# Data rows:
◇ ◇ ◇ ◇ ◇

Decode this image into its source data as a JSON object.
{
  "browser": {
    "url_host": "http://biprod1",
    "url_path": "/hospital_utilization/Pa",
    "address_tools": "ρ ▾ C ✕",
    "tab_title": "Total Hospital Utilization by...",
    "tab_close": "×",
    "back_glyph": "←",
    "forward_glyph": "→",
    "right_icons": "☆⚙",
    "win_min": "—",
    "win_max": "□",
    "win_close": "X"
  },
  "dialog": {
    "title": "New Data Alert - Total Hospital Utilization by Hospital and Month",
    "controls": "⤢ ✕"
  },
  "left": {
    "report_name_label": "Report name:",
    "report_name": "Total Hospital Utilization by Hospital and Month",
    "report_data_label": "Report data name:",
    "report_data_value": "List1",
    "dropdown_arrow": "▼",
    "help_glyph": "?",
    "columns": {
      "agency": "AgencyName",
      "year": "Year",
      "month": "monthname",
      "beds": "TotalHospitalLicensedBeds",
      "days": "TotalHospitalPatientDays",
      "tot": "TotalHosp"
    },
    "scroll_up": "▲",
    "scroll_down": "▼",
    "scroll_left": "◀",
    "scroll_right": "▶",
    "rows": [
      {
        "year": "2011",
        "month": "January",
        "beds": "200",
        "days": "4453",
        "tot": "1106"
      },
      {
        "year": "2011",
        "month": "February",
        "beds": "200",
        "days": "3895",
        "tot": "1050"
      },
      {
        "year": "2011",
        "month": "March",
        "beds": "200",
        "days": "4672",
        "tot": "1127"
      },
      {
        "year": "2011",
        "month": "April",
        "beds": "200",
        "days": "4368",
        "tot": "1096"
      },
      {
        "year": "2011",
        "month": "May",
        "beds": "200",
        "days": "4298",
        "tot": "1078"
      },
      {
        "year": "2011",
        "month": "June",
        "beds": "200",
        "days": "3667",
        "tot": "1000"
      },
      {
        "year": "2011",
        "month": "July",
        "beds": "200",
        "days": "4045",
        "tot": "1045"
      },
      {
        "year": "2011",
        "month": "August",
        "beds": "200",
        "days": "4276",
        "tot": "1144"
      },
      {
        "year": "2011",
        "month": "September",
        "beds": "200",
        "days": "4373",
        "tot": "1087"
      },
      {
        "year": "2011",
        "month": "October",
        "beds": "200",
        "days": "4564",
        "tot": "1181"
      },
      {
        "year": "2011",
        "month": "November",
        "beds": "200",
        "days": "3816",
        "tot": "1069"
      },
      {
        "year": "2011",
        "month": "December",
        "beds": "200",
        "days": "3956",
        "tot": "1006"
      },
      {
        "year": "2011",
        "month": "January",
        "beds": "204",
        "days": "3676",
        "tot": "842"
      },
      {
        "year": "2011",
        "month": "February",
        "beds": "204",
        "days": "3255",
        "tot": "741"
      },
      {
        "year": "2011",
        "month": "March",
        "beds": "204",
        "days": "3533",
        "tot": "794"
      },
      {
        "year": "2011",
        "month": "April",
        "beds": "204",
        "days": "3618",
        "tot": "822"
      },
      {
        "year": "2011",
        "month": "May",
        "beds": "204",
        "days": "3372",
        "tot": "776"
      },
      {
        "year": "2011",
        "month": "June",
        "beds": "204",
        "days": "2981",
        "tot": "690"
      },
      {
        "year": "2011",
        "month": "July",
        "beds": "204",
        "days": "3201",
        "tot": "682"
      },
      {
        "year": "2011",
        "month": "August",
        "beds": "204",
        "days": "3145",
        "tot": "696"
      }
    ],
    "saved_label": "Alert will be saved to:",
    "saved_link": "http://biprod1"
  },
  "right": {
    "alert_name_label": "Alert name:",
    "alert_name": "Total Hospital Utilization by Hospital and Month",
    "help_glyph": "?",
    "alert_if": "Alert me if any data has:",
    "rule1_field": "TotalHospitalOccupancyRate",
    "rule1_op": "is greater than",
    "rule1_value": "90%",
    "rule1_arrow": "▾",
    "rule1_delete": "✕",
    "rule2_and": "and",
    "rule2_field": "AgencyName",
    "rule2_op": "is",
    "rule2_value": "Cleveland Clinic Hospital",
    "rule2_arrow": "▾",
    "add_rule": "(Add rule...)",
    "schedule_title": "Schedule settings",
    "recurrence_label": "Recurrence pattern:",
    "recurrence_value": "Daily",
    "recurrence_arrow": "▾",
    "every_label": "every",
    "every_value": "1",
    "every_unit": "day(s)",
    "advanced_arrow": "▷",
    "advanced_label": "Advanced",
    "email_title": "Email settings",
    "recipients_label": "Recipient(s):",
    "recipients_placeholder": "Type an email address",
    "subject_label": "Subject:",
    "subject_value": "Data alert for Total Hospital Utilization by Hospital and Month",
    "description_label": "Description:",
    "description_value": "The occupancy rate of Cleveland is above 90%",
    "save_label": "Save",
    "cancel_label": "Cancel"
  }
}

◇ ◇ ◇ ◇ ◇

# Work instructions:
Extract each entry in full and write it down exactly.

# Exercise solution:
Decode this image into its source data as a JSON object.
{
  "browser": {
    "url_host": "http://biprod1",
    "url_path": "/hospital_utilization/Pa",
    "address_tools": "ρ ▾ C ✕",
    "tab_title": "Total Hospital Utilization by...",
    "tab_close": "×",
    "back_glyph": "←",
    "forward_glyph": "→",
    "right_icons": "☆⚙",
    "win_min": "—",
    "win_max": "□",
    "win_close": "X"
  },
  "dialog": {
    "title": "New Data Alert - Total Hospital Utilization by Hospital and Month",
    "controls": "⤢ ✕"
  },
  "left": {
    "report_name_label": "Report name:",
    "report_name": "Total Hospital Utilization by Hospital and Month",
    "report_data_label": "Report data name:",
    "report_data_value": "List1",
    "dropdown_arrow": "▼",
    "help_glyph": "?",
    "columns": {
      "agency": "AgencyName",
      "year": "Year",
      "month": "monthname",
      "beds": "TotalHospitalLicensedBeds",
      "days": "TotalHospitalPatientDays",
      "tot": "TotalHosp"
    },
    "scroll_up": "▲",
    "scroll_down": "▼",
    "scroll_left": "◀",
    "scroll_right": "▶",
    "rows": [
      {
        "year": "2011",
        "month": "January",
        "beds": "200",
        "days": "4453",
        "tot": "1106"
      },
      {
        "year": "2011",
        "month": "February",
        "beds": "200",
        "days": "3895",
        "tot": "1050"
      },
      {
        "year": "2011",
        "month": "March",
        "beds": "200",
        "days": "4672",
        "tot": "1127"
      },
      {
        "year": "2011",
        "month": "April",
        "beds": "200",
        "days": "4368",
        "tot": "1096"
      },
      {
        "year": "2011",
        "month": "May",
        "beds": "200",
        "days": "4298",
        "tot": "1078"
      },
      {
        "year": "2011",
        "month": "June",
        "beds": "200",
        "days": "3667",
        "tot": "1000"
      },
      {
        "year": "2011",
        "month": "July",
        "beds": "200",
        "days": "4045",
        "tot": "1045"
      },
      {
        "year": "2011",
        "month": "August",
        "beds": "200",
        "days": "4276",
        "tot": "1144"
      },
      {
        "year": "2011",
        "month": "September",
        "beds": "200",
        "days": "4373",
        "tot": "1087"
      },
      {
        "year": "2011",
        "month": "October",
        "beds": "200",
        "days": "4564",
        "tot": "1181"
      },
      {
        "year": "2011",
        "month": "November",
        "beds": "200",
        "days": "3816",
        "tot": "1069"
      },
      {
        "year": "2011",
        "month": "December",
        "beds": "200",
        "days": "3956",
        "tot": "1006"
      },
      {
        "year": "2011",
        "month": "January",
        "beds": "204",
        "days": "3676",
        "tot": "842"
      },
      {
        "year": "2011",
        "month": "February",
        "beds": "204",
        "days": "3255",
        "tot": "741"
      },
      {
        "year": "2011",
        "month": "March",
        "beds": "204",
        "days": "3533",
        "tot": "794"
      },
      {
        "year": "2011",
        "month": "April",
        "beds": "204",
        "days": "3618",
        "tot": "822"
      },
      {
        "year": "2011",
        "month": "May",
        "beds": "204",
        "days": "3372",
        "tot": "776"
      },
      {
        "year": "2011",
        "month": "June",
        "beds": "204",
        "days": "2981",
        "tot": "690"
      },
      {
        "year": "2011",
        "month": "July",
        "beds": "204",
        "days": "3201",
        "tot": "682"
      },
      {
        "year": "2011",
        "month": "August",
        "beds": "204",
        "days": "3145",
        "tot": "696"
      }
    ],
    "saved_label": "Alert will be saved to:",
    "saved_link": "http://biprod1"
  },
  "right": {
    "alert_name_label": "Alert name:",
    "alert_name": "Total Hospital Utilization by Hospital and Month",
    "help_glyph": "?",
    "alert_if": "Alert me if any data has:",
    "rule1_field": "TotalHospitalOccupancyRate",
    "rule1_op": "is greater than",
    "rule1_value": "90%",
    "rule1_arrow": "▾",
    "rule1_delete": "✕",
    "rule2_and": "and",
    "rule2_field": "AgencyName",
    "rule2_op": "is",
    "rule2_value": "Cleveland Clinic Hospital",
    "rule2_arrow": "▾",
    "add_rule": "(Add rule...)",
    "schedule_title": "Schedule settings",
    "recurrence_label": "Recurrence pattern:",
    "recurrence_value": "Daily",
    "recurrence_arrow": "▾",
    "every_label": "every",
    "every_value": "1",
    "every_unit": "day(s)",
    "advanced_arrow": "▷",
    "advanced_label": "Advanced",
    "email_title": "Email settings",
    "recipients_label": "Recipient(s):",
    "recipients_placeholder": "Type an email address",
    "subject_label": "Subject:",
    "subject_value": "Data alert for Total Hospital Utilization by Hospital and Month",
    "description_label": "Description:",
    "description_value": "The occupancy rate of Cleveland is above 90%",
    "save_label": "Save",
    "cancel_label": "Cancel"
  }
}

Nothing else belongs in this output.